*DATA PROVIDED*
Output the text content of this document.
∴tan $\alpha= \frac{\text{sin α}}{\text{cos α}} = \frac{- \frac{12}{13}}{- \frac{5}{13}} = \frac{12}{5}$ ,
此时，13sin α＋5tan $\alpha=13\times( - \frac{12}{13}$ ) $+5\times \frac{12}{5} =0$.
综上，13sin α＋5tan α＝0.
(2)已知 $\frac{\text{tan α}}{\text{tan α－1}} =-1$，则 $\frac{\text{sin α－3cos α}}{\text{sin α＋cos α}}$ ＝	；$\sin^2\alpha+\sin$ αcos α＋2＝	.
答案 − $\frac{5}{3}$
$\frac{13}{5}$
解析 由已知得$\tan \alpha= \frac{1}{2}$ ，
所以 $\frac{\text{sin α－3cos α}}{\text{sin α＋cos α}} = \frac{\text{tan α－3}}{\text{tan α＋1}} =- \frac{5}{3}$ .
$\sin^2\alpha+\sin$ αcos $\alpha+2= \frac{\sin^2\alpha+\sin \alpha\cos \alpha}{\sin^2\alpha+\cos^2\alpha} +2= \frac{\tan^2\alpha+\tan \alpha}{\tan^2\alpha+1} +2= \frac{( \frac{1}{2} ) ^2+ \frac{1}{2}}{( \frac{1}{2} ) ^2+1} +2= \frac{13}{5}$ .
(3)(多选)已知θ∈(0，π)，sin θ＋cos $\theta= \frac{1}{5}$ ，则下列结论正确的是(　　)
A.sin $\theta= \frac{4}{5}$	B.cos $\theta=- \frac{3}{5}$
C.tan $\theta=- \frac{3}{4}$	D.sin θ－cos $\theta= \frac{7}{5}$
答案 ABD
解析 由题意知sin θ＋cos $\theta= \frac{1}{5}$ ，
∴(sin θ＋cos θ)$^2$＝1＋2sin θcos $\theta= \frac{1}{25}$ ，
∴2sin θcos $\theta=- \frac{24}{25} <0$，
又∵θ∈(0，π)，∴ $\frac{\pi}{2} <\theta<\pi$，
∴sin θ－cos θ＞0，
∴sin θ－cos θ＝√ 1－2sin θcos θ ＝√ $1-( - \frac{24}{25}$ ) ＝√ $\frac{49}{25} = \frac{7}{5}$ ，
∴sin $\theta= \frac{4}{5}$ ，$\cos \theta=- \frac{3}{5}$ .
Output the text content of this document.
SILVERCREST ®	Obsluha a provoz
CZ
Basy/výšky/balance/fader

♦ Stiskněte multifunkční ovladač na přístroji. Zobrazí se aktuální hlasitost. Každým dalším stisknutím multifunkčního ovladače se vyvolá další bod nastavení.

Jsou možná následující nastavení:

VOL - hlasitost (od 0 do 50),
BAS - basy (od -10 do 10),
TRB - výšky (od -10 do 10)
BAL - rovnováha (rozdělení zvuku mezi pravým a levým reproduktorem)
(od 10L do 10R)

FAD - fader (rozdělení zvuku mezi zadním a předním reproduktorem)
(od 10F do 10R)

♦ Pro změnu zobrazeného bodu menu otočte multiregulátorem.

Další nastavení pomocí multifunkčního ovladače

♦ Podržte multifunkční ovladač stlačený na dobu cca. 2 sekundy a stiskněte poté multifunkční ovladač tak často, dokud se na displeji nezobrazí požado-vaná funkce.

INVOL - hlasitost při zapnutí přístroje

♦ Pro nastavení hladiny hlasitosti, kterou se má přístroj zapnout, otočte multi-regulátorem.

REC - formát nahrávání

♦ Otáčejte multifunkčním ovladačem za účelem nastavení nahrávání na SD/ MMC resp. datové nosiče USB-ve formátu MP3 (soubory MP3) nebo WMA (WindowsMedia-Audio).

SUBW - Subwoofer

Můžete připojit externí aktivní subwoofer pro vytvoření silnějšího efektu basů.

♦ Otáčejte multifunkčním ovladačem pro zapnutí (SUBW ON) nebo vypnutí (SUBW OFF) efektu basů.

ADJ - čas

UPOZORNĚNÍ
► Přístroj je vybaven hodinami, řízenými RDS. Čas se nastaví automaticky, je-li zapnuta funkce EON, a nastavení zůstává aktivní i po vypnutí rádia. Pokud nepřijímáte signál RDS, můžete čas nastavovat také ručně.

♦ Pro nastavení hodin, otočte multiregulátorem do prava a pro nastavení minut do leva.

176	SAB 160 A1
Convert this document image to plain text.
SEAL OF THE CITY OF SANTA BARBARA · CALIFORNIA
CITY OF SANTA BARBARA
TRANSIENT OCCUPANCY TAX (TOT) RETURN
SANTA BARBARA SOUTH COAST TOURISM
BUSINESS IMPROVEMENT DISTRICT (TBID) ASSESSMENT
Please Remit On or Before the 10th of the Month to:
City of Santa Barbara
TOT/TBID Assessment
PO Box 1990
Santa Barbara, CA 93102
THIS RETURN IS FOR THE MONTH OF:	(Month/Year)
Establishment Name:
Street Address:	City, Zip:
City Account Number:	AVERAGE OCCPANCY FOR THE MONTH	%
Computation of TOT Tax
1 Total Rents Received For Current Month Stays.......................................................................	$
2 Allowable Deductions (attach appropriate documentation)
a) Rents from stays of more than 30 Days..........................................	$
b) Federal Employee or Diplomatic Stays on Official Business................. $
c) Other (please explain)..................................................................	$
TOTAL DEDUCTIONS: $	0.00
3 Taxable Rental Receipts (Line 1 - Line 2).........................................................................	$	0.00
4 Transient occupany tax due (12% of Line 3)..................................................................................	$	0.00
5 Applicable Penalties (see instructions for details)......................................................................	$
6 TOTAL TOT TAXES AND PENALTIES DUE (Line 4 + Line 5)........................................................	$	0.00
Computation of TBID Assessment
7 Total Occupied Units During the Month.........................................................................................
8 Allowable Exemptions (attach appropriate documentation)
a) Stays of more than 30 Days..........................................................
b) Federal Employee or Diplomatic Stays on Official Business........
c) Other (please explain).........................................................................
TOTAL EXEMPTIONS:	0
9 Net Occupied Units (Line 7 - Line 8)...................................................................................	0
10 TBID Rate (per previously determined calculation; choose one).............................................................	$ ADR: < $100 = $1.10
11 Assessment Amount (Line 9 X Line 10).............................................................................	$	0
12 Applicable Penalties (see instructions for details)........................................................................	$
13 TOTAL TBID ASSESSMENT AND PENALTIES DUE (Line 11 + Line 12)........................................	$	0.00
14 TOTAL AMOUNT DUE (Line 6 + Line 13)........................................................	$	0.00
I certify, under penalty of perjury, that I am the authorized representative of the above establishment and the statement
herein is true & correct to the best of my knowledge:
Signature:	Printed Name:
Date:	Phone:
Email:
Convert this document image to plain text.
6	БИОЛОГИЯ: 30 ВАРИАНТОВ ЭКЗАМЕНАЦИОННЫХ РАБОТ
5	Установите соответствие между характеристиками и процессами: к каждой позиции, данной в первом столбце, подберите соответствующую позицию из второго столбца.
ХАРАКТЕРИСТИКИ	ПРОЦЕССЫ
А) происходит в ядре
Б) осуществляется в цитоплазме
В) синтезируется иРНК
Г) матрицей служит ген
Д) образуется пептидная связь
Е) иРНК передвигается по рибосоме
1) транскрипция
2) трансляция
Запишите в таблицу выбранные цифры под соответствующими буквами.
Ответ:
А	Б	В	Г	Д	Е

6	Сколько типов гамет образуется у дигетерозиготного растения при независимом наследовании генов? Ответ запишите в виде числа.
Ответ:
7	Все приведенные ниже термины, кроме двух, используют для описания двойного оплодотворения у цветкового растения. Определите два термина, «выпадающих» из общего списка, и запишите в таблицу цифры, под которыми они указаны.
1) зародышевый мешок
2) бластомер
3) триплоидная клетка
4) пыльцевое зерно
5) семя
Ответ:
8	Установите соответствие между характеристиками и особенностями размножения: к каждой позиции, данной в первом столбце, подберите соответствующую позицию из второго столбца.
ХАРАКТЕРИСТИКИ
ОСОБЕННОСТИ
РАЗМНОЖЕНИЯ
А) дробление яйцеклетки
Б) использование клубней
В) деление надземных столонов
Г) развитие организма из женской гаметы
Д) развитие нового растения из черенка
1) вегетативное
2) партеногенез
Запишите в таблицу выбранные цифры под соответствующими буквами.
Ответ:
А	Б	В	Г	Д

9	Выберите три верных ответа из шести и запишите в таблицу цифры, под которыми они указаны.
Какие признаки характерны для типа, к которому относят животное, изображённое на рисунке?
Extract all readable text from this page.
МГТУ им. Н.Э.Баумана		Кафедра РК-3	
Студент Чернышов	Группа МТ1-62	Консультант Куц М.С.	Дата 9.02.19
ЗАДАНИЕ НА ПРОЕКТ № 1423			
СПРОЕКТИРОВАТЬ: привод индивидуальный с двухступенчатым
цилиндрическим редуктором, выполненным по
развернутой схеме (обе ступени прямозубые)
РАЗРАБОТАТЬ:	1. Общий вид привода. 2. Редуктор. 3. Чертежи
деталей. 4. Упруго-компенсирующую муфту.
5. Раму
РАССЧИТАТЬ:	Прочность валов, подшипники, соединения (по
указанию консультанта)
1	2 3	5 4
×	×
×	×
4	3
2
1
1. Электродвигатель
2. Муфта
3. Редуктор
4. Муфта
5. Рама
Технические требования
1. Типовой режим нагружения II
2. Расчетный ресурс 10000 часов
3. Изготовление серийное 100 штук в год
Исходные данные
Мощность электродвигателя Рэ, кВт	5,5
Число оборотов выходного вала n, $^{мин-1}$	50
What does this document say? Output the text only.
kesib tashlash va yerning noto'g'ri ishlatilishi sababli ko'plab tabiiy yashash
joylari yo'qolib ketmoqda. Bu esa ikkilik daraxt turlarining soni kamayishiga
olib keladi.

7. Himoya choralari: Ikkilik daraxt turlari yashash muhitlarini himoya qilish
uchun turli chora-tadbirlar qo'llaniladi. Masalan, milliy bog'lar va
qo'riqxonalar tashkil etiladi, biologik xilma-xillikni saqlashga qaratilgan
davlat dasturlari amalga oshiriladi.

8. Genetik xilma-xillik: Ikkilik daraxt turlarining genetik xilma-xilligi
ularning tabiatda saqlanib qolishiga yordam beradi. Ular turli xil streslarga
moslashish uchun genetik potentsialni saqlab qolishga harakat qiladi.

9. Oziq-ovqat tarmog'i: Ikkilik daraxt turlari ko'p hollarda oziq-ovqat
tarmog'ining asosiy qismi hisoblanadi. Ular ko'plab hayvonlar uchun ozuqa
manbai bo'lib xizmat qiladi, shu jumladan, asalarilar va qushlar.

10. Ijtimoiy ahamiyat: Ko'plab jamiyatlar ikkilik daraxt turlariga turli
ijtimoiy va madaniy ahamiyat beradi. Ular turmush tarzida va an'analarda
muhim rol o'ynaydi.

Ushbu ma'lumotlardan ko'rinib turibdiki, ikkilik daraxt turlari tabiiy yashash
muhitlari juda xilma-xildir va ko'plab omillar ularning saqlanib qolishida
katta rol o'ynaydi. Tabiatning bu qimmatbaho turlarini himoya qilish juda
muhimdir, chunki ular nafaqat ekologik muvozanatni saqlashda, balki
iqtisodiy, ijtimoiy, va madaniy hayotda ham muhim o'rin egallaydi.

*EXERCISE*
Copy every line of the listing where the word "позиции" appears.

*OUTPUT BELOW*
5	Установите соответствие между характеристиками и процессами: к каждой позиции, данной в первом столбце, подберите соответствующую позицию из второго столбца.
8	Установите соответствие между характеристиками и особенностями размножения: к каждой позиции, данной в первом столбце, подберите соответствующую позицию из второго столбца.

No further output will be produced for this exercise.